**The task**
Put the lines of the material, from its first line through the line containing "data-label: 1 (903, 505, 919, 513)", into a Markdown table with the columns No. and Line, numbering each row and leaving out blank lines.

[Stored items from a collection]
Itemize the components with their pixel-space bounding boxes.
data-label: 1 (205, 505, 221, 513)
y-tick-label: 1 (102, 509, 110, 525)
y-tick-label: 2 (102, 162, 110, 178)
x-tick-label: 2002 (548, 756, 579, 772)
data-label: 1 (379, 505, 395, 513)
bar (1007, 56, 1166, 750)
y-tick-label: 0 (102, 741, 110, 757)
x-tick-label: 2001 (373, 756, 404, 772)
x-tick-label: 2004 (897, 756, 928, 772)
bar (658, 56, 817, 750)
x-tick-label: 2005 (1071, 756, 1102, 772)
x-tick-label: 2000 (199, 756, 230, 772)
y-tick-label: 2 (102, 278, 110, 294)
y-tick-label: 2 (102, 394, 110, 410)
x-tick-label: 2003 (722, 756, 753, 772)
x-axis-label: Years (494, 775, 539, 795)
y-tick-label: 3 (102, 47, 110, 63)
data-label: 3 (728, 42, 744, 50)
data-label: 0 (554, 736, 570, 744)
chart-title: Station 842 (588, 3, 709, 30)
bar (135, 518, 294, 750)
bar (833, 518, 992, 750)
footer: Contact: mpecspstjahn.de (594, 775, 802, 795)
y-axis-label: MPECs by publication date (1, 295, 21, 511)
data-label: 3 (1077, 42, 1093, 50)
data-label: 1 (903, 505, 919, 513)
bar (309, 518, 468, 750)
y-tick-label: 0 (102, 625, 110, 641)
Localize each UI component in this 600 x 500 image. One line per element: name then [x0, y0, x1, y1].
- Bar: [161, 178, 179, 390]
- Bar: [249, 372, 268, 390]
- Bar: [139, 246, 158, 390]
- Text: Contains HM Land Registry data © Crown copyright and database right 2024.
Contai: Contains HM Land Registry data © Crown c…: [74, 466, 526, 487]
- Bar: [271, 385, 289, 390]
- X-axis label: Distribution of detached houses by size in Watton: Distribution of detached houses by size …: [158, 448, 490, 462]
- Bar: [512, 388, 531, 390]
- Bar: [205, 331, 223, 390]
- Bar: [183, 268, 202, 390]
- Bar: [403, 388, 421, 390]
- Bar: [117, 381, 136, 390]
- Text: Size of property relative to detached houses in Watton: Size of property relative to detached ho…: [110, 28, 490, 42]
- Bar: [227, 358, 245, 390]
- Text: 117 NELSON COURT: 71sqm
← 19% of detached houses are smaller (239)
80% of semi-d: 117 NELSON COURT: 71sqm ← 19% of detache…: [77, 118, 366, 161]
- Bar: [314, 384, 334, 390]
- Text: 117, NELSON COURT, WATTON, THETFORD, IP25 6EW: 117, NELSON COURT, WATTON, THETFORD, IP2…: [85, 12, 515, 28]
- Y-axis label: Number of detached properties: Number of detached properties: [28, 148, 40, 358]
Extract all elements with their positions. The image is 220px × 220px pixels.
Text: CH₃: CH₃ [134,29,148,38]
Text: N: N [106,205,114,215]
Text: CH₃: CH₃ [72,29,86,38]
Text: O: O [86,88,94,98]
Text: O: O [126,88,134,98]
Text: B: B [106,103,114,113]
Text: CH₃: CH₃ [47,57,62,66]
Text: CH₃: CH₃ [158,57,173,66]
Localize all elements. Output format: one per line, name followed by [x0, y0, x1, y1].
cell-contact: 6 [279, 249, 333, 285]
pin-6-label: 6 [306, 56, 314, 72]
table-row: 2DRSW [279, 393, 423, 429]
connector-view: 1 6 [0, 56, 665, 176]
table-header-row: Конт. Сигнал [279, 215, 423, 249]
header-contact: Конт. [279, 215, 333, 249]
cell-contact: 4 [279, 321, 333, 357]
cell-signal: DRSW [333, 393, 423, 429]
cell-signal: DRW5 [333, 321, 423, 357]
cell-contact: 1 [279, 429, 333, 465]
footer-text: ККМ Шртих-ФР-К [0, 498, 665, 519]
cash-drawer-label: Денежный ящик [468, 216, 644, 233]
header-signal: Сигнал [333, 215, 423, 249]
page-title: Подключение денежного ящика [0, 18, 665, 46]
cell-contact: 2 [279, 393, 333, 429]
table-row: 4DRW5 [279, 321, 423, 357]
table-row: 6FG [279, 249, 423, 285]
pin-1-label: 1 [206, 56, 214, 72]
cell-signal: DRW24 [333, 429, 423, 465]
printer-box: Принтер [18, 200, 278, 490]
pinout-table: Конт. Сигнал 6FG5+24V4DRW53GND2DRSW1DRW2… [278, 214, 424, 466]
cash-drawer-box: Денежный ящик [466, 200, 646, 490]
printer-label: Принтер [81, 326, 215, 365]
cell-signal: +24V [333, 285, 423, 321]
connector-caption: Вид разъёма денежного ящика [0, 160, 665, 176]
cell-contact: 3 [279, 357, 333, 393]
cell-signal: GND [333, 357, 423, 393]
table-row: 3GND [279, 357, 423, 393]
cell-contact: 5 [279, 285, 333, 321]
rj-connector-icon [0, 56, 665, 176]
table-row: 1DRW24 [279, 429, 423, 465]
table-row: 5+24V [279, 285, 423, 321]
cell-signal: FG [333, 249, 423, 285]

**Result for this task**
| No. | Line |
|---|---|
| 1 | Itemize the components with their pixel-space bounding boxes. |
| 2 | data-label: 1 (205, 505, 221, 513) |
| 3 | y-tick-label: 1 (102, 509, 110, 525) |
| 4 | y-tick-label: 2 (102, 162, 110, 178) |
| 5 | x-tick-label: 2002 (548, 756, 579, 772) |
| 6 | data-label: 1 (379, 505, 395, 513) |
| 7 | bar (1007, 56, 1166, 750) |
| 8 | y-tick-label: 0 (102, 741, 110, 757) |
| 9 | x-tick-label: 2001 (373, 756, 404, 772) |
| 10 | x-tick-label: 2004 (897, 756, 928, 772) |
| 11 | bar (658, 56, 817, 750) |
| 12 | x-tick-label: 2005 (1071, 756, 1102, 772) |
| 13 | x-tick-label: 2000 (199, 756, 230, 772) |
| 14 | y-tick-label: 2 (102, 278, 110, 294) |
| 15 | y-tick-label: 2 (102, 394, 110, 410) |
| 16 | x-tick-label: 2003 (722, 756, 753, 772) |
| 17 | x-axis-label: Years (494, 775, 539, 795) |
| 18 | y-tick-label: 3 (102, 47, 110, 63) |
| 19 | data-label: 3 (728, 42, 744, 50) |
| 20 | data-label: 0 (554, 736, 570, 744) |
| 21 | chart-title: Station 842 (588, 3, 709, 30) |
| 22 | bar (135, 518, 294, 750) |
| 23 | bar (833, 518, 992, 750) |
| 24 | footer: Contact: mpecspstjahn.de (594, 775, 802, 795) |
| 25 | y-axis-label: MPECs by publication date (1, 295, 21, 511) |
| 26 | data-label: 3 (1077, 42, 1093, 50) |
| 27 | data-label: 1 (903, 505, 919, 513) |